#### [The problem]
In the data that follows, count the lines in which the word "formal" occurs, and report that figure alone.
** Start **
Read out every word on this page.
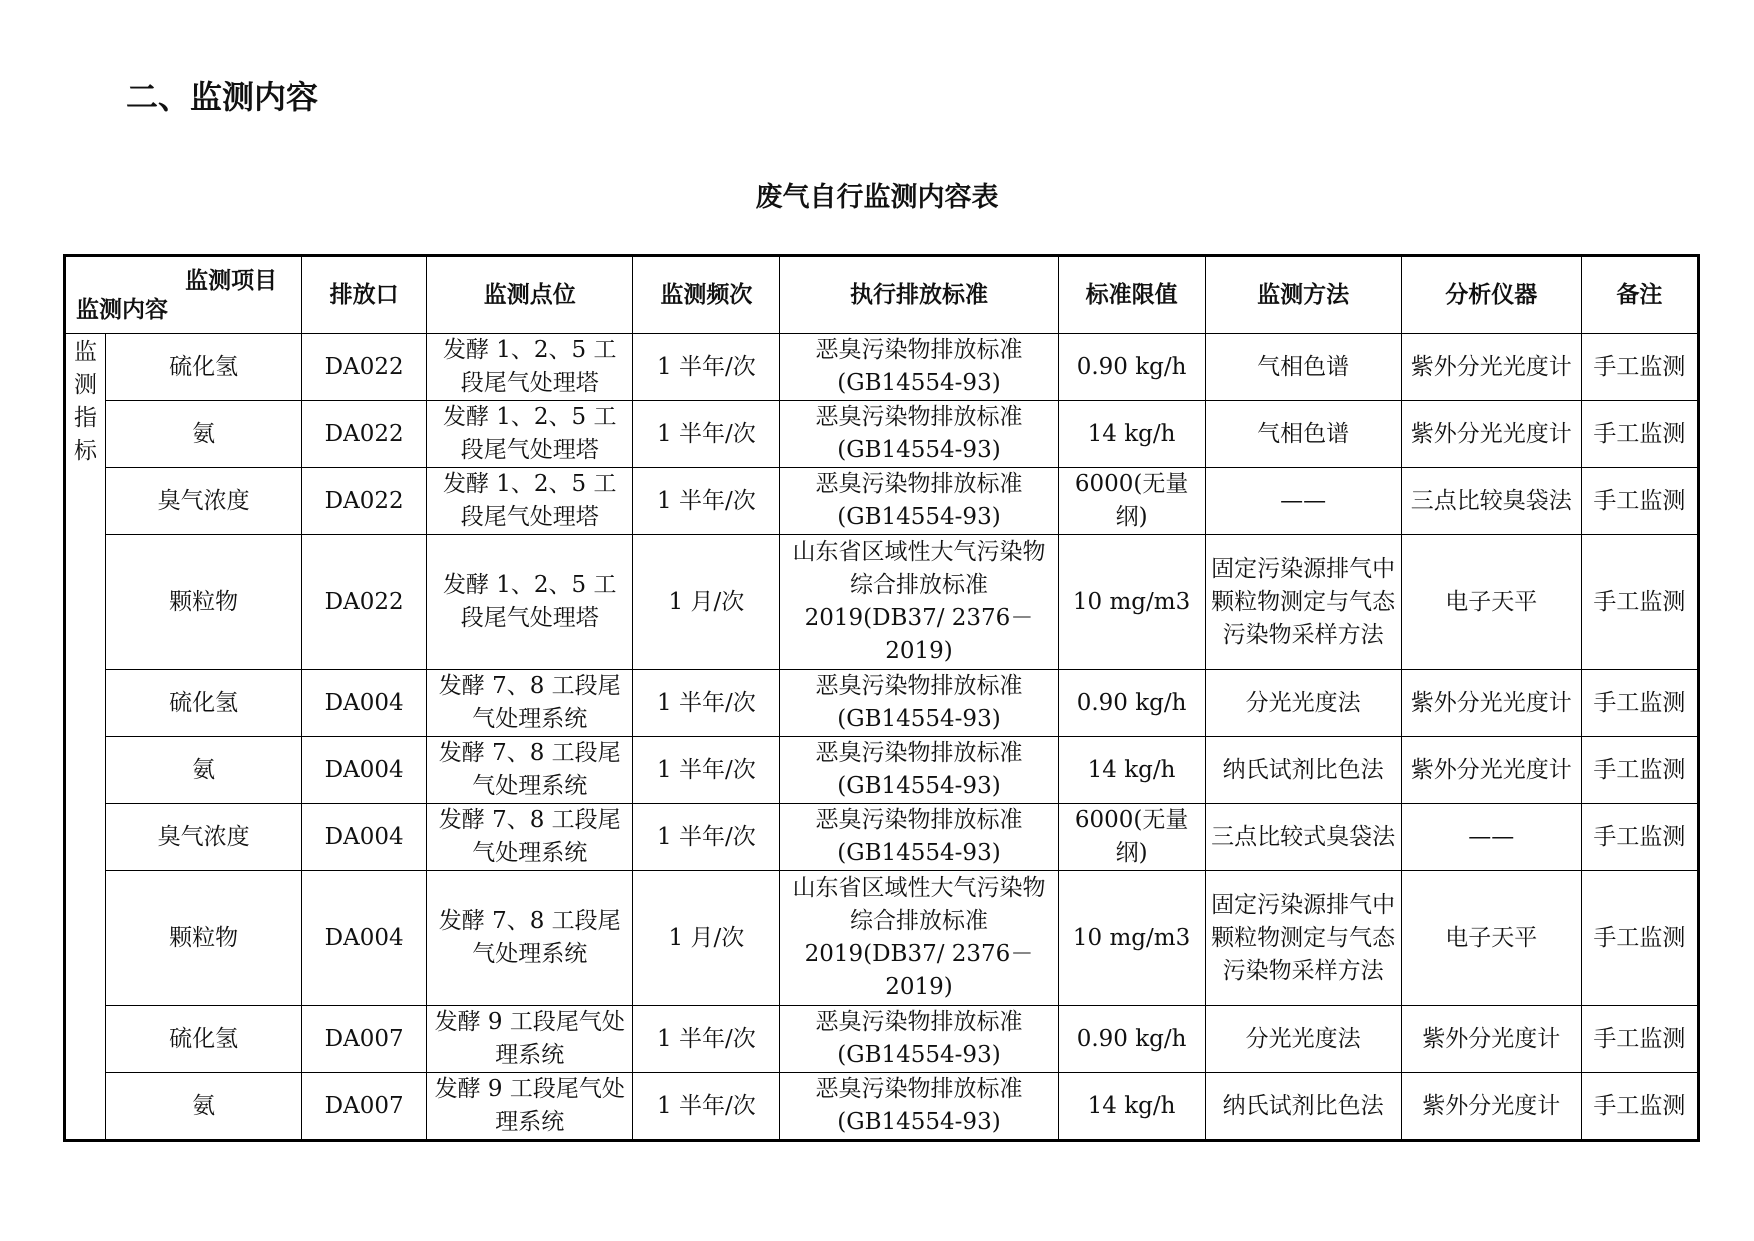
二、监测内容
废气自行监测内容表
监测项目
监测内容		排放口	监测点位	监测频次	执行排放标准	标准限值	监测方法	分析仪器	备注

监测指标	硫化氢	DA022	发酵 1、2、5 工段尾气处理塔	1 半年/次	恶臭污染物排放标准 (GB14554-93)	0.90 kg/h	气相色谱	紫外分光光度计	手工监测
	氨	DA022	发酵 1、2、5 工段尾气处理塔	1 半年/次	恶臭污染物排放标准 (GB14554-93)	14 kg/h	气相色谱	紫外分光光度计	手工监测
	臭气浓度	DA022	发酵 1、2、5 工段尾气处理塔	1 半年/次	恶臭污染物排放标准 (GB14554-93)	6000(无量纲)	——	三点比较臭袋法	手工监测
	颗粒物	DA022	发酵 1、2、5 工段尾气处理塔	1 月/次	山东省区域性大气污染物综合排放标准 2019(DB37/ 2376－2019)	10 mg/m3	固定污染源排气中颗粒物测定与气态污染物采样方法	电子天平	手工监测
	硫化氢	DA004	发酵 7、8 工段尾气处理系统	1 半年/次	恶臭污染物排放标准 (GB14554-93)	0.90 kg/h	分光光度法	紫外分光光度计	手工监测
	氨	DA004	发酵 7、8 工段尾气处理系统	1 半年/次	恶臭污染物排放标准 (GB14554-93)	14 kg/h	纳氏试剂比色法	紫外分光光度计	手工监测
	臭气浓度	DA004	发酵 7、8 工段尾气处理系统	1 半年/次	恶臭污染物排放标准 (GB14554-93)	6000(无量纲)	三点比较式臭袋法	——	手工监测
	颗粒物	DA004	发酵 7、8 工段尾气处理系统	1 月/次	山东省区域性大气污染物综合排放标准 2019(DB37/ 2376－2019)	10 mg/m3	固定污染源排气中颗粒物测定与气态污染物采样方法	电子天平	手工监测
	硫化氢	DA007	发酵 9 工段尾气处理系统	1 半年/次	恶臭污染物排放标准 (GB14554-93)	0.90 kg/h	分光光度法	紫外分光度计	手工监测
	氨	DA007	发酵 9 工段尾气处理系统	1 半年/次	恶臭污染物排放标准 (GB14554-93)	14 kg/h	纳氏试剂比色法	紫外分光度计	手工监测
** End **
** Start **
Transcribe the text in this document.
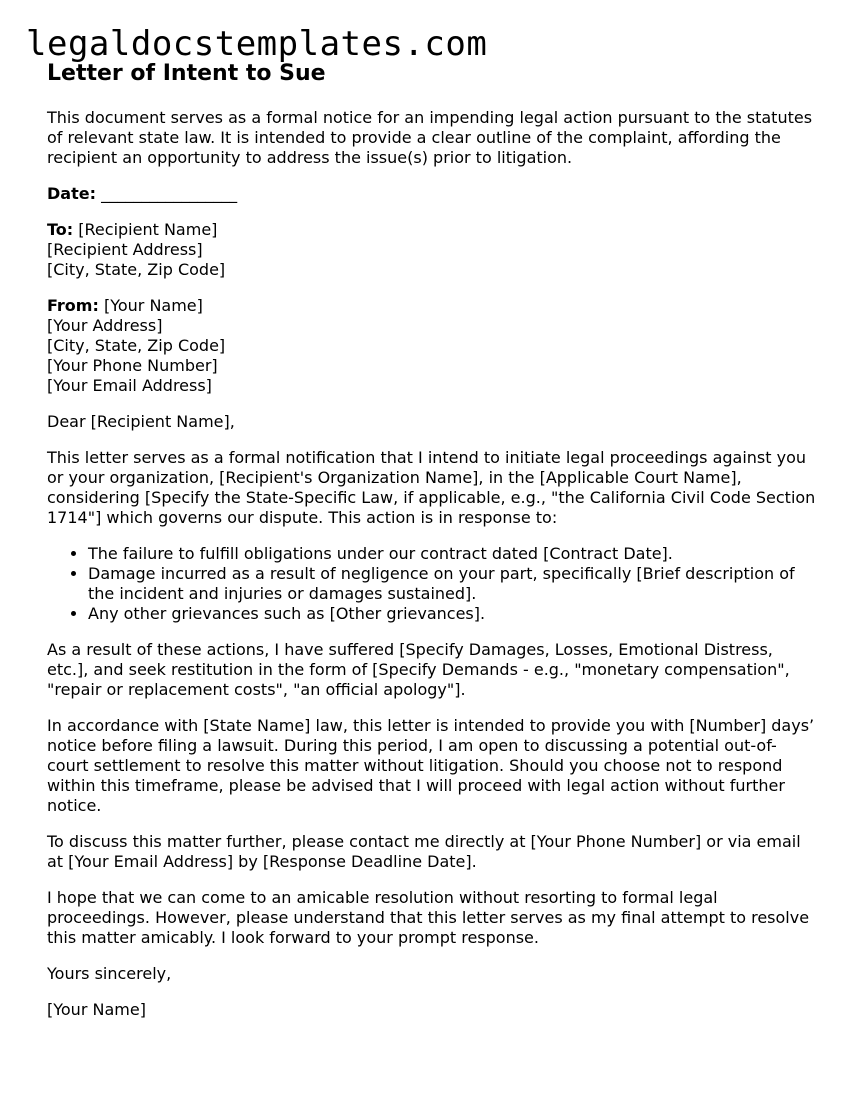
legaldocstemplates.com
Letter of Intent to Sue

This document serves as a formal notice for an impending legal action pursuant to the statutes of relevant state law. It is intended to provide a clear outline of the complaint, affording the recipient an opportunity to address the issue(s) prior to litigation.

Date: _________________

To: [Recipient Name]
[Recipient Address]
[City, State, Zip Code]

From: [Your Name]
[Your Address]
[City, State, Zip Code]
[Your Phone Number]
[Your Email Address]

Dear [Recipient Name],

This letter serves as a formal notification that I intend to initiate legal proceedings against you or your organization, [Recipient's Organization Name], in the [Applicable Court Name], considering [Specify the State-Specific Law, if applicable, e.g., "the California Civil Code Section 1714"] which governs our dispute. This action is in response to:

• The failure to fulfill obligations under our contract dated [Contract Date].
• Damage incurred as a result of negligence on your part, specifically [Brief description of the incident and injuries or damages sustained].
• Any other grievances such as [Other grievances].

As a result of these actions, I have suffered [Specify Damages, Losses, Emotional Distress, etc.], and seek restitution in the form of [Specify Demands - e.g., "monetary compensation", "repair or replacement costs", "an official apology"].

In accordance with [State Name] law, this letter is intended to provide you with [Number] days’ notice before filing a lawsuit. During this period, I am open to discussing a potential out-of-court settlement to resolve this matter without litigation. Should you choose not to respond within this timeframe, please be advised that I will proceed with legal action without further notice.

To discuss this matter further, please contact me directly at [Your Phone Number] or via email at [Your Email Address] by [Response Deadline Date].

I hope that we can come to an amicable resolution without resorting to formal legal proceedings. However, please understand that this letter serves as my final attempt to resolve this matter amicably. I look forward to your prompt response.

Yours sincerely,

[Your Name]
** End **
** Start **
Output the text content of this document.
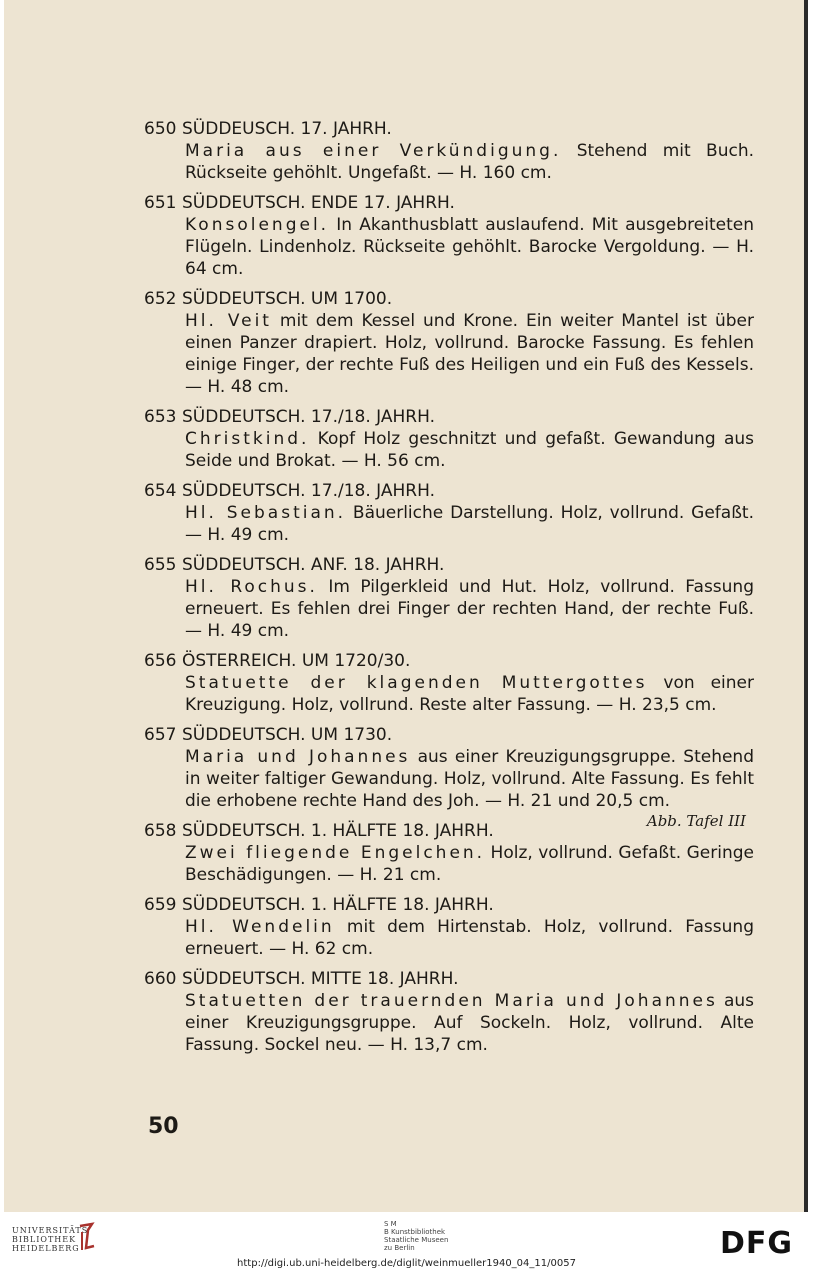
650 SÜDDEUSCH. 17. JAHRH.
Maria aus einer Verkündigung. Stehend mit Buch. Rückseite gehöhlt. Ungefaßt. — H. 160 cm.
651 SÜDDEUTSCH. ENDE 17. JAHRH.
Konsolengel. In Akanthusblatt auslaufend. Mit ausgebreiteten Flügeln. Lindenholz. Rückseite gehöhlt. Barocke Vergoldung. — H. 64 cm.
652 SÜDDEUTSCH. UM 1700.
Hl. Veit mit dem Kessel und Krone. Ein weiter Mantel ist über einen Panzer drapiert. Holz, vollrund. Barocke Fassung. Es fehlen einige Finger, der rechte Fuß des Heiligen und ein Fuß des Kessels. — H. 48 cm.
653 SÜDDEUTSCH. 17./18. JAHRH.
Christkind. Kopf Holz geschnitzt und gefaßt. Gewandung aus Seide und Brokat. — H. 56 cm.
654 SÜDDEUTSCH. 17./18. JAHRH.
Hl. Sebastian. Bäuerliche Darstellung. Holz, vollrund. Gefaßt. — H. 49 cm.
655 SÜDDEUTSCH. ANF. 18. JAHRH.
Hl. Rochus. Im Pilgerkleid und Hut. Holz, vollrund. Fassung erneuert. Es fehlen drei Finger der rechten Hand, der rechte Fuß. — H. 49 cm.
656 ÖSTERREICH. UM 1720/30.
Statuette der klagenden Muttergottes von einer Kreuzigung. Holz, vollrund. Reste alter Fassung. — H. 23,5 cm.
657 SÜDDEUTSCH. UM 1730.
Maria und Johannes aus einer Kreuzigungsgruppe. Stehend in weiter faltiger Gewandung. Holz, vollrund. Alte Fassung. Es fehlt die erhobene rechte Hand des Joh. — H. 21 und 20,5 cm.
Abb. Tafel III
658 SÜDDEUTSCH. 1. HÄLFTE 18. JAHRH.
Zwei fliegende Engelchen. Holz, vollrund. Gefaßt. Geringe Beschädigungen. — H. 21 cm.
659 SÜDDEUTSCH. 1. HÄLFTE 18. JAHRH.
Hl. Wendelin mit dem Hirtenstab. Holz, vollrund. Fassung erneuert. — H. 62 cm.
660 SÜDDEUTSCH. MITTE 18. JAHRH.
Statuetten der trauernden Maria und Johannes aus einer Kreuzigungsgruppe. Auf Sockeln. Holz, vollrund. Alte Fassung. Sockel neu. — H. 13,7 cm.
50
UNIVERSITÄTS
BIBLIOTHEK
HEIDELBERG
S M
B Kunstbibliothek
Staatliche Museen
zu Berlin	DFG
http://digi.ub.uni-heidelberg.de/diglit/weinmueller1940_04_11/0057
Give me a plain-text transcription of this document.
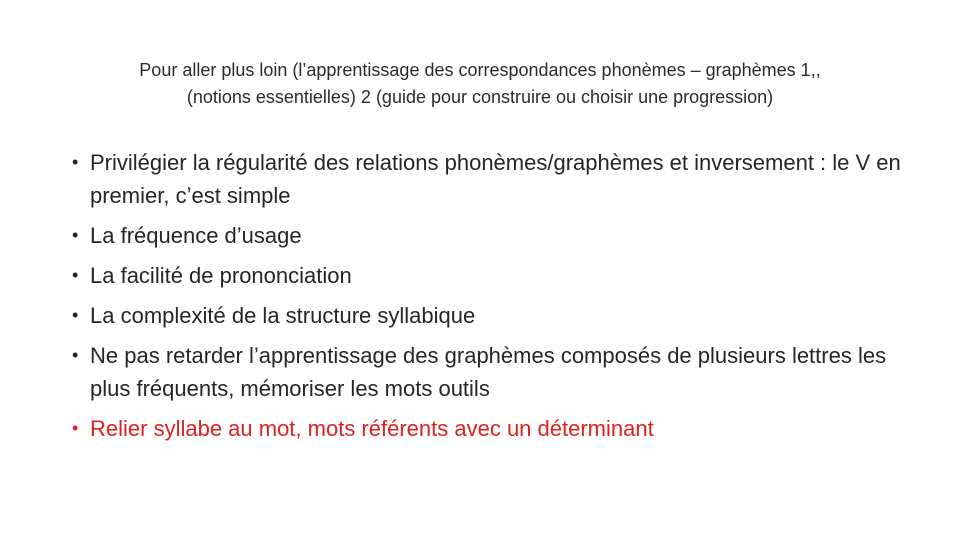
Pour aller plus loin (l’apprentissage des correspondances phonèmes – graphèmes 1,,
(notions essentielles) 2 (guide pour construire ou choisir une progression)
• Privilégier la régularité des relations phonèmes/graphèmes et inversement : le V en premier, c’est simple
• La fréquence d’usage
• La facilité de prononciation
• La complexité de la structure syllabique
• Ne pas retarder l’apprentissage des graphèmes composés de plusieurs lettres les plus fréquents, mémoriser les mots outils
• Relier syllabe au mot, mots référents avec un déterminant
** End **
#### [Task result]
3